■ Text block:
____

The Three Songs without Words from 1950 portray three scenes from middle eastern daily life; the heat of midday in the Judea Hills, the babbling of a middle-eastern story teller, and an actual Sephardic Jewish tune to which Ben-Haim provides harmony and counterpoint. The Violin Concerto from 1960 is classical in form but many of the tunes and harmonies are most definitely middle-eastern, full of dances and arabesques.

Berceuse sfaradite for violin and piano (1945) was commissioned by the celebrated folk singer Bracha Zefira and is based on a Sephardic folk song with harmonies sometimes reminiscent of French music of the early 20th century. In its vocal version it became one of Zefira’s most celebrated songs and the instrumental version is one of Ben-Haim’s most beloved works. The CD recital ends with, Toccata, from Five Pieces for Piano (1943) – a virtuoso piece combining baroque form with an imitation of an Arabic string instrument, the qanun, arranged for violin and orchestra by Itamar’s father, composer Moshe Zorman.

BBT has made a short film to coincide with the release of the CD on BIS in March 2019 in which Zorman talks of Paul Ben-Haim’s life and work and the special affinity he feels.

CD REPERTOIRE
Evocation
Works by Paul Ben-Haim for violin and orchestra (* Premiere recordings)
Recorded December 2017, Hoddinott Hall, Wales Millennium Centre

Yizkor (Evocation) – Poème for Violin and Symphony Orchestra (1942)*
Three songs without words (1950)
Violin Concerto (1959-1960)
Three Etudes for solo violin (1981)*
Berceuse sfaradite (1945) for violin and piano
Toccata from Five Pieces for Piano, Op.34 (1943) arranged for violin and orchestra by Moshe Zorman

Itamar Zorman violin
Amy Yang piano
BBC National Orchestra of Wales
Philippe Bach conductor

Itamar Zorman’s website:  www.itamarzorman.com

  • Itamar Zorman’s prizes and awards include Avery Fisher Career Grant, Borletti-Buitoni Trust Award (2014), International Tchaikovsky Competition (2011 joint winner) and first prizes in 2010 at the International Violin Competition of Freiburg and the Juilliard Berg Concerto Competition.
  • Has performed as soloist around the world with, among others, the, German Radio Philharmonic, HRSinfonieorchester Frankfurt, Israel Philharmonic, Kremerata Baltica, Camerata Nordica, KBS Symphony Seoul, Mariinsky Orchestra, New World Symphony, Orchestre National du Capitole de Toulouse and Utah Symphony with conductors such as Valery Gergiev, Zubin Mehta, David Robertson, James DePreist and Yuri Bashmet and Michael Tilson Thomas.
  • Has performed as a recitalist at Carnegie Hall’s Distinctive Debut series, People’s Symphony
    Concerts, the Louvre Museum, Suntory Hall and Frankfurt Radio, and has taken part in festivals such as Verbier, Marlboro, Rheingau, Mecklenburg-Vorpommern and Radio France.

____

■ Entries provided:
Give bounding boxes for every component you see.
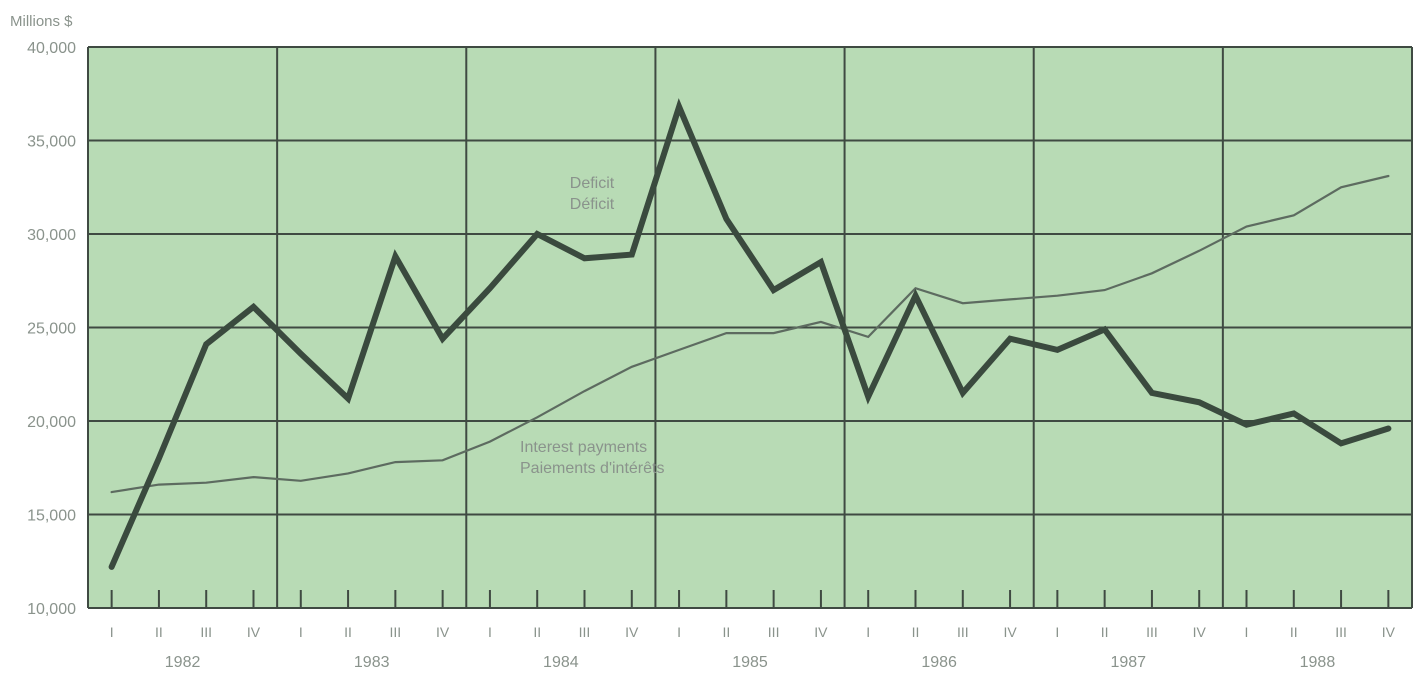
x-tick-label: I — [299, 624, 303, 640]
x-tick-label: II — [533, 624, 541, 640]
x-tick-label: III — [200, 624, 212, 640]
y-tick-label: 40,000 — [27, 40, 76, 57]
y-tick-label: 20,000 — [27, 414, 76, 431]
x-tick-label: II — [722, 624, 730, 640]
y-tick-label: 35,000 — [27, 134, 76, 151]
year-label: 1982 — [165, 654, 201, 671]
x-tick-label: IV — [436, 624, 450, 640]
year-label: 1988 — [1300, 654, 1336, 671]
y-axis-unit-label: Millions $ — [10, 13, 73, 30]
year-label: 1986 — [921, 654, 957, 671]
x-tick-label: II — [912, 624, 920, 640]
x-tick-label: II — [1101, 624, 1109, 640]
x-tick-label: III — [1146, 624, 1158, 640]
interest-series-label: Interest payments — [520, 439, 647, 456]
x-tick-label: II — [155, 624, 163, 640]
x-tick-label: III — [957, 624, 969, 640]
year-label: 1984 — [543, 654, 579, 671]
year-label: 1987 — [1110, 654, 1146, 671]
y-tick-label: 10,000 — [27, 601, 76, 618]
x-tick-label: II — [1290, 624, 1298, 640]
x-tick-label: II — [344, 624, 352, 640]
x-tick-label: I — [677, 624, 681, 640]
x-tick-label: I — [110, 624, 114, 640]
x-tick-label: IV — [1382, 624, 1396, 640]
x-tick-label: IV — [625, 624, 639, 640]
year-label: 1983 — [354, 654, 390, 671]
x-tick-label: III — [579, 624, 591, 640]
x-tick-label: I — [1245, 624, 1249, 640]
x-tick-label: III — [768, 624, 780, 640]
x-tick-label: III — [390, 624, 402, 640]
year-label: 1985 — [732, 654, 768, 671]
y-tick-label: 30,000 — [27, 227, 76, 244]
x-tick-label: IV — [1193, 624, 1207, 640]
deficit-series-label: Déficit — [570, 196, 615, 213]
x-tick-label: I — [488, 624, 492, 640]
y-tick-label: 25,000 — [27, 321, 76, 338]
deficit-series-label: Deficit — [570, 175, 615, 192]
x-tick-label: IV — [814, 624, 828, 640]
x-tick-label: IV — [247, 624, 261, 640]
x-tick-label: III — [1335, 624, 1347, 640]
x-tick-label: I — [1055, 624, 1059, 640]
x-tick-label: I — [866, 624, 870, 640]
x-tick-label: IV — [1003, 624, 1017, 640]
interest-series-label: Paiements d'intérêts — [520, 460, 664, 477]
y-tick-label: 15,000 — [27, 508, 76, 525]
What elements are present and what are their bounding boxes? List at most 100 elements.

____

■ Given instruction:
In the notes on the Ben-Haim recording, write out the passage word for word, starting with "Berceuse sfaradite for" and going on through "(* Premiere recordings)".

■ Worked solution:
Berceuse sfaradite for violin and piano (1945) was commissioned by the celebrated folk singer Bracha Zefira and is based on a Sephardic folk song with harmonies sometimes reminiscent of French music of the early 20th century. In its vocal version it became one of Zefira’s most celebrated songs and the instrumental version is one of Ben-Haim’s most beloved works. The CD recital ends with, Toccata, from Five Pieces for Piano (1943) – a virtuoso piece combining baroque form with an imitation of an Arabic string instrument, the qanun, arranged for violin and orchestra by Itamar’s father, composer Moshe Zorman.

BBT has made a short film to coincide with the release of the CD on BIS in March 2019 in which Zorman talks of Paul Ben-Haim’s life and work and the special affinity he feels.

CD REPERTOIRE
Evocation
Works by Paul Ben-Haim for violin and orchestra (* Premiere recordings)